GIVEN REQUEST »
All of the data should be repeated exactly; pictures are not part of the copy.

PROVIDED DATA »
=====
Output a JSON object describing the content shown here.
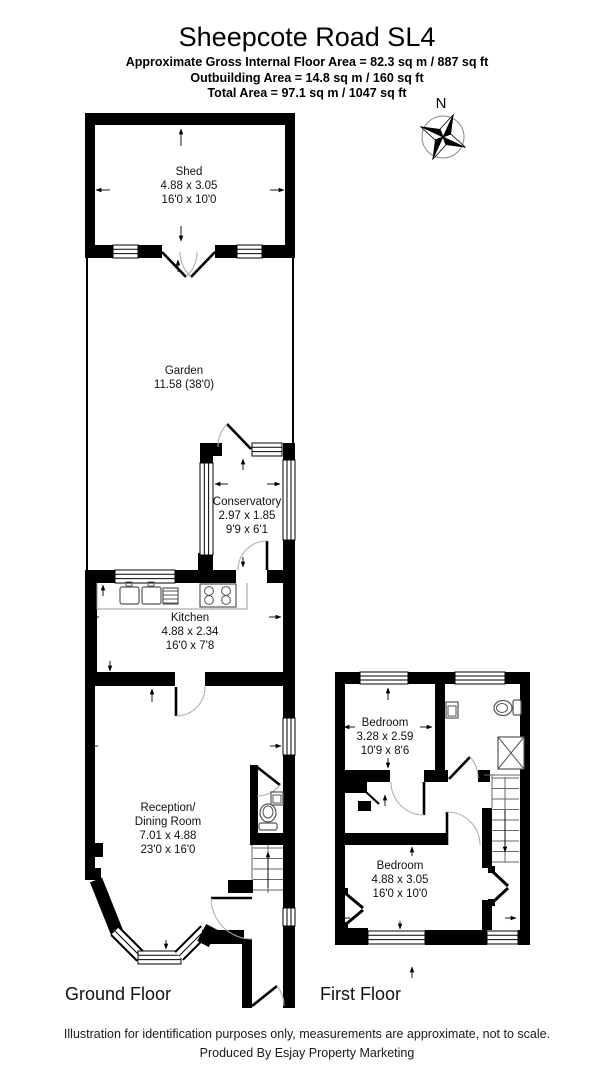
{
  "header": {
    "title": "Sheepcote Road SL4",
    "area_line1": "Approximate Gross Internal Floor Area = 82.3 sq m / 887 sq ft",
    "area_line2": "Outbuilding Area = 14.8 sq m / 160 sq ft",
    "area_line3": "Total Area = 97.1 sq m / 1047 sq ft"
  },
  "compass": {
    "north_label": "N"
  },
  "ground_floor": {
    "label": "Ground Floor",
    "rooms": {
      "shed": {
        "name": "Shed",
        "size_metric": "4.88 x 3.05",
        "size_imperial": "16'0 x 10'0"
      },
      "garden": {
        "name": "Garden",
        "size": "11.58 (38'0)"
      },
      "conservatory": {
        "name": "Conservatory",
        "size_metric": "2.97 x 1.85",
        "size_imperial": "9'9 x 6'1"
      },
      "kitchen": {
        "name": "Kitchen",
        "size_metric": "4.88 x 2.34",
        "size_imperial": "16'0 x 7'8"
      },
      "reception": {
        "name_line1": "Reception/",
        "name_line2": "Dining Room",
        "size_metric": "7.01 x 4.88",
        "size_imperial": "23'0 x 16'0"
      }
    }
  },
  "first_floor": {
    "label": "First Floor",
    "rooms": {
      "bedroom_front": {
        "name": "Bedroom",
        "size_metric": "3.28 x 2.59",
        "size_imperial": "10'9 x 8'6"
      },
      "bedroom_back": {
        "name": "Bedroom",
        "size_metric": "4.88 x 3.05",
        "size_imperial": "16'0 x 10'0"
      }
    }
  },
  "footer": {
    "disclaimer": "Illustration for identification purposes only, measurements are approximate, not to scale.",
    "credit": "Produced By Esjay Property Marketing"
  },
  "colors": {
    "wall": "#000000",
    "background": "#ffffff"
  }
}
=====
FINISHED ANSWER »
Output a JSON object describing the content shown here.
{
  "header": {
    "title": "Sheepcote Road SL4",
    "area_line1": "Approximate Gross Internal Floor Area = 82.3 sq m / 887 sq ft",
    "area_line2": "Outbuilding Area = 14.8 sq m / 160 sq ft",
    "area_line3": "Total Area = 97.1 sq m / 1047 sq ft"
  },
  "compass": {
    "north_label": "N"
  },
  "ground_floor": {
    "label": "Ground Floor",
    "rooms": {
      "shed": {
        "name": "Shed",
        "size_metric": "4.88 x 3.05",
        "size_imperial": "16'0 x 10'0"
      },
      "garden": {
        "name": "Garden",
        "size": "11.58 (38'0)"
      },
      "conservatory": {
        "name": "Conservatory",
        "size_metric": "2.97 x 1.85",
        "size_imperial": "9'9 x 6'1"
      },
      "kitchen": {
        "name": "Kitchen",
        "size_metric": "4.88 x 2.34",
        "size_imperial": "16'0 x 7'8"
      },
      "reception": {
        "name_line1": "Reception/",
        "name_line2": "Dining Room",
        "size_metric": "7.01 x 4.88",
        "size_imperial": "23'0 x 16'0"
      }
    }
  },
  "first_floor": {
    "label": "First Floor",
    "rooms": {
      "bedroom_front": {
        "name": "Bedroom",
        "size_metric": "3.28 x 2.59",
        "size_imperial": "10'9 x 8'6"
      },
      "bedroom_back": {
        "name": "Bedroom",
        "size_metric": "4.88 x 3.05",
        "size_imperial": "16'0 x 10'0"
      }
    }
  },
  "footer": {
    "disclaimer": "Illustration for identification purposes only, measurements are approximate, not to scale.",
    "credit": "Produced By Esjay Property Marketing"
  },
  "colors": {
    "wall": "#000000",
    "background": "#ffffff"
  }
}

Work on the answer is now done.